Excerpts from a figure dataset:

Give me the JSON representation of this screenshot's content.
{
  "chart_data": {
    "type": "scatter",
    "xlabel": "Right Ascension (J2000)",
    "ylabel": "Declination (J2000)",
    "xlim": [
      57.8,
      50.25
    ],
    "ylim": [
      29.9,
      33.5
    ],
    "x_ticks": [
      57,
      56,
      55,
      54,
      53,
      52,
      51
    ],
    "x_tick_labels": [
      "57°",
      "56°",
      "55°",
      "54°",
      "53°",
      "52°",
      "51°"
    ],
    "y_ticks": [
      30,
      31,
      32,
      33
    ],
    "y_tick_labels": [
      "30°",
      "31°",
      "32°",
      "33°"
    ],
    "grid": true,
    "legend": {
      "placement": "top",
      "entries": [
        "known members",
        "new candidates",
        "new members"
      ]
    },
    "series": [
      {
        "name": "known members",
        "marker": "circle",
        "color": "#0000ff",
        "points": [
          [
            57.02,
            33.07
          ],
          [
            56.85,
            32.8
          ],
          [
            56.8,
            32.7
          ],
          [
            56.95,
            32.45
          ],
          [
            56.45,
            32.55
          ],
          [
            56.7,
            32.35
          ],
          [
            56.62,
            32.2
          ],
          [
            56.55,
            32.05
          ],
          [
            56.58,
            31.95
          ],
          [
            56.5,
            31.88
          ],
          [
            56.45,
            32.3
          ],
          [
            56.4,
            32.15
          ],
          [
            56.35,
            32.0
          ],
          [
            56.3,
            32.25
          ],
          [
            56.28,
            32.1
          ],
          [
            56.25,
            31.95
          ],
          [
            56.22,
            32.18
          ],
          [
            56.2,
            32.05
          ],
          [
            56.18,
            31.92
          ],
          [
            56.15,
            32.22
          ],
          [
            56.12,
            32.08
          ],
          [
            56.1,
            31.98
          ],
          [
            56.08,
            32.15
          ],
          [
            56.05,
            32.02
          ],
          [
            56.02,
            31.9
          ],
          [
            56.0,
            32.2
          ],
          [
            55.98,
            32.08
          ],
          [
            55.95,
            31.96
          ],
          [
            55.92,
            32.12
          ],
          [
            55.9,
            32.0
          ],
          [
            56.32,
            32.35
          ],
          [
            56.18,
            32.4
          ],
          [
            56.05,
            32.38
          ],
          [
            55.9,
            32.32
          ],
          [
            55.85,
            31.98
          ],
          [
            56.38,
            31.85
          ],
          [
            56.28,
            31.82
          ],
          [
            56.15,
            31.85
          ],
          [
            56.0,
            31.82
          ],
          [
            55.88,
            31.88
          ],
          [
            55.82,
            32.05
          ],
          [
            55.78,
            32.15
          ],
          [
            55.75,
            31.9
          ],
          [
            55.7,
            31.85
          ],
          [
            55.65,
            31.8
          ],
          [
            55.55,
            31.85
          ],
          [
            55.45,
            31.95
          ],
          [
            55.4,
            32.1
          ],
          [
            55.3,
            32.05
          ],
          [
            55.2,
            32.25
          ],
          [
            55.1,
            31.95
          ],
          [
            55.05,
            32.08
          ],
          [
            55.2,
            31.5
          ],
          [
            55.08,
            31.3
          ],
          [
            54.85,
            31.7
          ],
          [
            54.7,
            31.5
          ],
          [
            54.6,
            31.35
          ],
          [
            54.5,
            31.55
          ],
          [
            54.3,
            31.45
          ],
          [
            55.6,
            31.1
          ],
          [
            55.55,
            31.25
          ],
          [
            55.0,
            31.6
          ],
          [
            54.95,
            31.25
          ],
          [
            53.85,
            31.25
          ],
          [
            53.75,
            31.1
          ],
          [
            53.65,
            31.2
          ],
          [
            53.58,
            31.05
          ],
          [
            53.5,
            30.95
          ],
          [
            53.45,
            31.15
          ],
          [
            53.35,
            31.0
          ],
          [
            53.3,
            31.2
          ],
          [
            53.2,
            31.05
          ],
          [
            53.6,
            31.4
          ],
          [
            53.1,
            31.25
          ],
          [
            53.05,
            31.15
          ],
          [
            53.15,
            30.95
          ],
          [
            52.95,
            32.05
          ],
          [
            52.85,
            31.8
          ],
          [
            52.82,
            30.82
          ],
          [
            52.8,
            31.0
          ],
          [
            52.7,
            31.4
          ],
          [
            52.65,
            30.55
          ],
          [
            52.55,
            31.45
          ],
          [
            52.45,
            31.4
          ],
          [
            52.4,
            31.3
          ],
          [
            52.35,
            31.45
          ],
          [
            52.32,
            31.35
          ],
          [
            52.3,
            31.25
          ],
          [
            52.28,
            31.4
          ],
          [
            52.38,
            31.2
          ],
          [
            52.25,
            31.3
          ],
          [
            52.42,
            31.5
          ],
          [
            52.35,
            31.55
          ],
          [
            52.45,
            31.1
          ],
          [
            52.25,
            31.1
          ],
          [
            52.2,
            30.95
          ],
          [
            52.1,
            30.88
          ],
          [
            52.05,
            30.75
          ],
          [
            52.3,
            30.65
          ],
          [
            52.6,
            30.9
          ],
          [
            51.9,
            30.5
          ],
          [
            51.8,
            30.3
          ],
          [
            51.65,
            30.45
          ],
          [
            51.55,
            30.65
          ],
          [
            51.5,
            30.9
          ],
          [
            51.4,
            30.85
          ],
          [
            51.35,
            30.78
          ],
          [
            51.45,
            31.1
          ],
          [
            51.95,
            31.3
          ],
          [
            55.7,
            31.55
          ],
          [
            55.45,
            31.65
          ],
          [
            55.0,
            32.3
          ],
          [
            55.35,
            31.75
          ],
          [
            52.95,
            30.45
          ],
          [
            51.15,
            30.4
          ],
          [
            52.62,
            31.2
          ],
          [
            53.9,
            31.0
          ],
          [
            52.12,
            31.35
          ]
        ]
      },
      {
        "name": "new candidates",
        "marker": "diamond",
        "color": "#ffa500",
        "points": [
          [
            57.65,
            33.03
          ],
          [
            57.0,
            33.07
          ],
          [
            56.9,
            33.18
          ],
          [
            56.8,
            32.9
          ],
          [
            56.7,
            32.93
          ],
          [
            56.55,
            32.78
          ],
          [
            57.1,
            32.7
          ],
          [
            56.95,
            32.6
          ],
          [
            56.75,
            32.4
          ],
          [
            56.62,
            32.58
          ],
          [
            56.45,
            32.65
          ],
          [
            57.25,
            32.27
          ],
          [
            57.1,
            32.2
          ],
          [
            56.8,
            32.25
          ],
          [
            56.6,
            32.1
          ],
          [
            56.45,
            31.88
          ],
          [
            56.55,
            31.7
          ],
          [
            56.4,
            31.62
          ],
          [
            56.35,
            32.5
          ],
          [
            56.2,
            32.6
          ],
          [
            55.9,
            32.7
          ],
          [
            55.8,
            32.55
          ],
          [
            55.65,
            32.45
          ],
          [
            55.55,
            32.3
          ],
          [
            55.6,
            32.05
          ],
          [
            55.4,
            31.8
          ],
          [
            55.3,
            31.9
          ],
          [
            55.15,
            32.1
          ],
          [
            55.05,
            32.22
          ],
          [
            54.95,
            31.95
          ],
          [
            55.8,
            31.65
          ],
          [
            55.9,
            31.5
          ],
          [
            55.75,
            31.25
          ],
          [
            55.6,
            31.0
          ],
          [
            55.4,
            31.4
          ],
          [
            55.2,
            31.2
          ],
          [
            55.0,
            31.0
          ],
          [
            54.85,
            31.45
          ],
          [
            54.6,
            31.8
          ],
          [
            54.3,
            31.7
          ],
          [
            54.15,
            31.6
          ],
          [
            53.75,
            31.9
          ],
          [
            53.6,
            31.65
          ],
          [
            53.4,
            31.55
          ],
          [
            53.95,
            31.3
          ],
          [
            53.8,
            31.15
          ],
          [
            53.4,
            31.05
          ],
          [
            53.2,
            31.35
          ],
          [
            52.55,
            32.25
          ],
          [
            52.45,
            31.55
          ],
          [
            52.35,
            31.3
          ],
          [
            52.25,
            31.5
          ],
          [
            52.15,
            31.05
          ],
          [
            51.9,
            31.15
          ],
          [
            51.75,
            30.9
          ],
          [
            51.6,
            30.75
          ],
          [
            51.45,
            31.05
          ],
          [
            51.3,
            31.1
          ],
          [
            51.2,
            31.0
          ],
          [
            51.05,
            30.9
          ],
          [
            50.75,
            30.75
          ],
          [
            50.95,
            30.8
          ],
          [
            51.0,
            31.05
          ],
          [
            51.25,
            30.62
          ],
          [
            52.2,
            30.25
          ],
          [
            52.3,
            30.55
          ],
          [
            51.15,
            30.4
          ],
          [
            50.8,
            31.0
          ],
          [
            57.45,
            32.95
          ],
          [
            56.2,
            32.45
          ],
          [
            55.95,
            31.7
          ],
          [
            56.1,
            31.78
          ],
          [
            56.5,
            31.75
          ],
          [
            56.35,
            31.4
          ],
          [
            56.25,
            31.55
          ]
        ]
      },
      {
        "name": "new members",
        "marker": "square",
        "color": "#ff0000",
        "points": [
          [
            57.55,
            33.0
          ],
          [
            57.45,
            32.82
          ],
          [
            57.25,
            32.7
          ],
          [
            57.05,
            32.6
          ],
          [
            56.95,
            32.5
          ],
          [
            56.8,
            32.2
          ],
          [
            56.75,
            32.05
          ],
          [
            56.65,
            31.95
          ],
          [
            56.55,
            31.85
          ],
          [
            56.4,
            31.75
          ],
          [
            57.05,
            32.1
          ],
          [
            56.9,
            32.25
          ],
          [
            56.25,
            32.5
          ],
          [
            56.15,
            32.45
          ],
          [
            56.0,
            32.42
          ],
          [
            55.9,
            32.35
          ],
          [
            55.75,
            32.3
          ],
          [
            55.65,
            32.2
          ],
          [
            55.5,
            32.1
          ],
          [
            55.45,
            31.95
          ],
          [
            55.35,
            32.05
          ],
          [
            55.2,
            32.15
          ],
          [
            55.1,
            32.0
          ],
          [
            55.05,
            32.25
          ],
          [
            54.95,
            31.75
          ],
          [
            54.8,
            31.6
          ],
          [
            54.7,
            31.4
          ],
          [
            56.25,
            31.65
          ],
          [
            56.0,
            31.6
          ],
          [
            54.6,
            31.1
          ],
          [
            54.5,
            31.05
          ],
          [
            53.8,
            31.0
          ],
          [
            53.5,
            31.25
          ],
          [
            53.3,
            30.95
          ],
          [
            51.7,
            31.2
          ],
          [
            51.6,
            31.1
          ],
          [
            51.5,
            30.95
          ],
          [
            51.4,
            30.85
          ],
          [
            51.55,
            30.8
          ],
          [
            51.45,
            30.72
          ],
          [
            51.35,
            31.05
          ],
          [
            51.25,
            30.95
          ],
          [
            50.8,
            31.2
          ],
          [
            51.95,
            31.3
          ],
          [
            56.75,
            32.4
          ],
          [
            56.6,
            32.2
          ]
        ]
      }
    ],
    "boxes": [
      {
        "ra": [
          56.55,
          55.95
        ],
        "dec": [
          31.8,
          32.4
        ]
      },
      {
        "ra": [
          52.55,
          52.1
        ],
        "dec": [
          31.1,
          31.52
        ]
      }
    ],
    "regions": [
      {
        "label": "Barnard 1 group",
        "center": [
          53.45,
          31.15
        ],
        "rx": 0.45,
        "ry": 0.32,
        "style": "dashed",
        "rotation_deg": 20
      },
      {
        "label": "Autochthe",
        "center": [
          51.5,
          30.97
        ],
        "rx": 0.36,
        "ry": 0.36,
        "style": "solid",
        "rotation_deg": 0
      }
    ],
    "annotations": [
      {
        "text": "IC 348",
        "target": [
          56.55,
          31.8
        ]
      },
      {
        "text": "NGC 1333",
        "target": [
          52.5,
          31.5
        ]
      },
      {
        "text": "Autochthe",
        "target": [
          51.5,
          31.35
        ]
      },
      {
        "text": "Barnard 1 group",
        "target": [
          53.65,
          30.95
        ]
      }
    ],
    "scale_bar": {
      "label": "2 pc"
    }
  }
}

- Your objective: In the material above, show every line where the word "members" turns up.

- Output for this exercise:
        "known members",
        "new members"
        "name": "known members",
        "name": "new members",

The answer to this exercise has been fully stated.